### Problem
Your task is to reproduce the material exactly.

### Listing
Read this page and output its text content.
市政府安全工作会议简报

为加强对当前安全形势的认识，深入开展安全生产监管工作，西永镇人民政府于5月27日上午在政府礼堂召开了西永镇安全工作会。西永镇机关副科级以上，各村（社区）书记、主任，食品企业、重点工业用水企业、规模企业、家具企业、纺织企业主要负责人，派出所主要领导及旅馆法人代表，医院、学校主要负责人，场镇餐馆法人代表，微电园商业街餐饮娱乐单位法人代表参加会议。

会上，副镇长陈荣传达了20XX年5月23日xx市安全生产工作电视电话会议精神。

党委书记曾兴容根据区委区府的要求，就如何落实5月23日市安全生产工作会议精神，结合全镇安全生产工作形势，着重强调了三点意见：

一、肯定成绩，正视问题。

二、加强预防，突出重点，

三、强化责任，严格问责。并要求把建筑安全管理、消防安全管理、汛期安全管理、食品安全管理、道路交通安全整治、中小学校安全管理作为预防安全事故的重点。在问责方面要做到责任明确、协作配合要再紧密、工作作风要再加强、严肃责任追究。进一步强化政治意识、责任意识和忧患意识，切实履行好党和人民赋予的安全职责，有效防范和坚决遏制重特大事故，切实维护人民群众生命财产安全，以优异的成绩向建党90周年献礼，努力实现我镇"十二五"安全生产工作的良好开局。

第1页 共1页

### Reply to the task
Read this page and output its text content.
市政府安全工作会议简报

为加强对当前安全形势的认识，深入开展安全生产监管工作，西永镇人民政府于5月27日上午在政府礼堂召开了西永镇安全工作会。西永镇机关副科级以上，各村（社区）书记、主任，食品企业、重点工业用水企业、规模企业、家具企业、纺织企业主要负责人，派出所主要领导及旅馆法人代表，医院、学校主要负责人，场镇餐馆法人代表，微电园商业街餐饮娱乐单位法人代表参加会议。

会上，副镇长陈荣传达了20XX年5月23日xx市安全生产工作电视电话会议精神。

党委书记曾兴容根据区委区府的要求，就如何落实5月23日市安全生产工作会议精神，结合全镇安全生产工作形势，着重强调了三点意见：

一、肯定成绩，正视问题。

二、加强预防，突出重点，

三、强化责任，严格问责。并要求把建筑安全管理、消防安全管理、汛期安全管理、食品安全管理、道路交通安全整治、中小学校安全管理作为预防安全事故的重点。在问责方面要做到责任明确、协作配合要再紧密、工作作风要再加强、严肃责任追究。进一步强化政治意识、责任意识和忧患意识，切实履行好党和人民赋予的安全职责，有效防范和坚决遏制重特大事故，切实维护人民群众生命财产安全，以优异的成绩向建党90周年献礼，努力实现我镇"十二五"安全生产工作的良好开局。

第1页 共1页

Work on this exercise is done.